_Problem statement_:
Print the listing in its entirety and exactly, leaving out images.
********************
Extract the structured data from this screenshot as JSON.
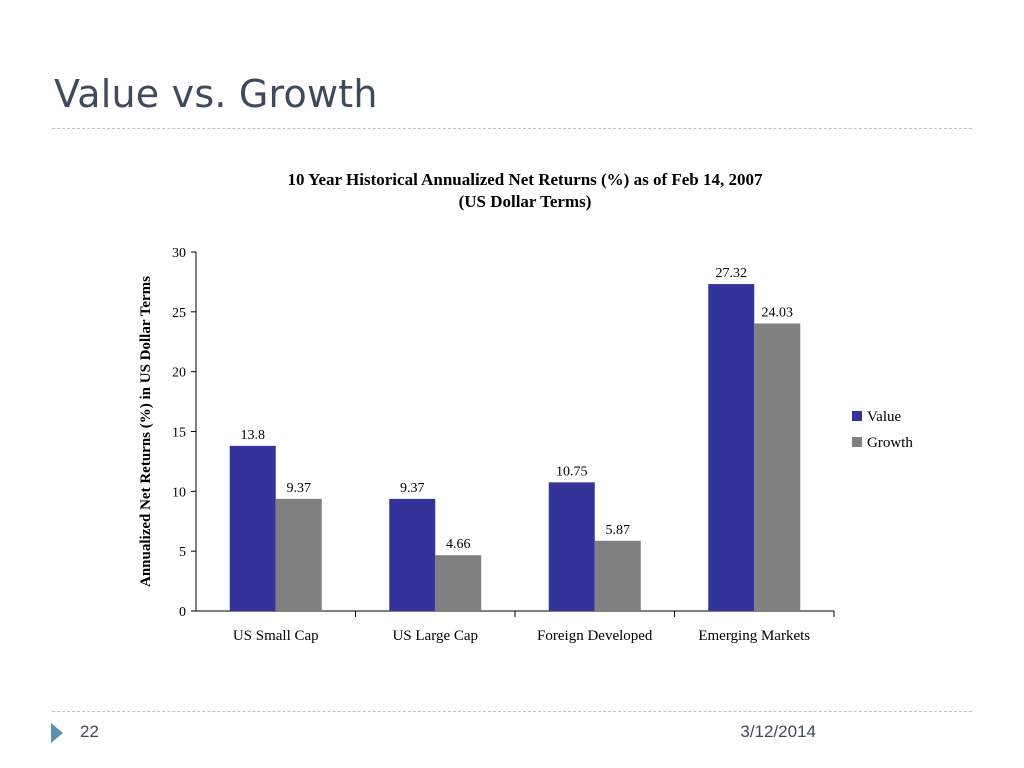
{
  "slide": {
    "title": "Value vs. Growth",
    "number": "22",
    "date": "3/12/2014"
  },
  "chart_data": {
    "type": "bar",
    "title": "10 Year Historical Annualized Net Returns (%) as of Feb 14, 2007",
    "subtitle": "(US Dollar Terms)",
    "xlabel": "",
    "ylabel": "Annualized Net Returns (%) in US Dollar Terms",
    "ylim": [
      0,
      30
    ],
    "yticks": [
      0,
      5,
      10,
      15,
      20,
      25,
      30
    ],
    "grid": false,
    "legend_position": "right",
    "categories": [
      "US Small Cap",
      "US Large Cap",
      "Foreign Developed",
      "Emerging Markets"
    ],
    "series": [
      {
        "name": "Value",
        "color": "#333399",
        "values": [
          13.8,
          9.37,
          10.75,
          27.32
        ],
        "labels": [
          "13.8",
          "9.37",
          "10.75",
          "27.32"
        ]
      },
      {
        "name": "Growth",
        "color": "#808080",
        "values": [
          9.37,
          4.66,
          5.87,
          24.03
        ],
        "labels": [
          "9.37",
          "4.66",
          "5.87",
          "24.03"
        ]
      }
    ]
  }
}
********************
_Exercise solution_:
Extract the structured data from this screenshot as JSON.
{
  "slide": {
    "title": "Value vs. Growth",
    "number": "22",
    "date": "3/12/2014"
  },
  "chart_data": {
    "type": "bar",
    "title": "10 Year Historical Annualized Net Returns (%) as of Feb 14, 2007",
    "subtitle": "(US Dollar Terms)",
    "xlabel": "",
    "ylabel": "Annualized Net Returns (%) in US Dollar Terms",
    "ylim": [
      0,
      30
    ],
    "yticks": [
      0,
      5,
      10,
      15,
      20,
      25,
      30
    ],
    "grid": false,
    "legend_position": "right",
    "categories": [
      "US Small Cap",
      "US Large Cap",
      "Foreign Developed",
      "Emerging Markets"
    ],
    "series": [
      {
        "name": "Value",
        "color": "#333399",
        "values": [
          13.8,
          9.37,
          10.75,
          27.32
        ],
        "labels": [
          "13.8",
          "9.37",
          "10.75",
          "27.32"
        ]
      },
      {
        "name": "Growth",
        "color": "#808080",
        "values": [
          9.37,
          4.66,
          5.87,
          24.03
        ],
        "labels": [
          "9.37",
          "4.66",
          "5.87",
          "24.03"
        ]
      }
    ]
  }
}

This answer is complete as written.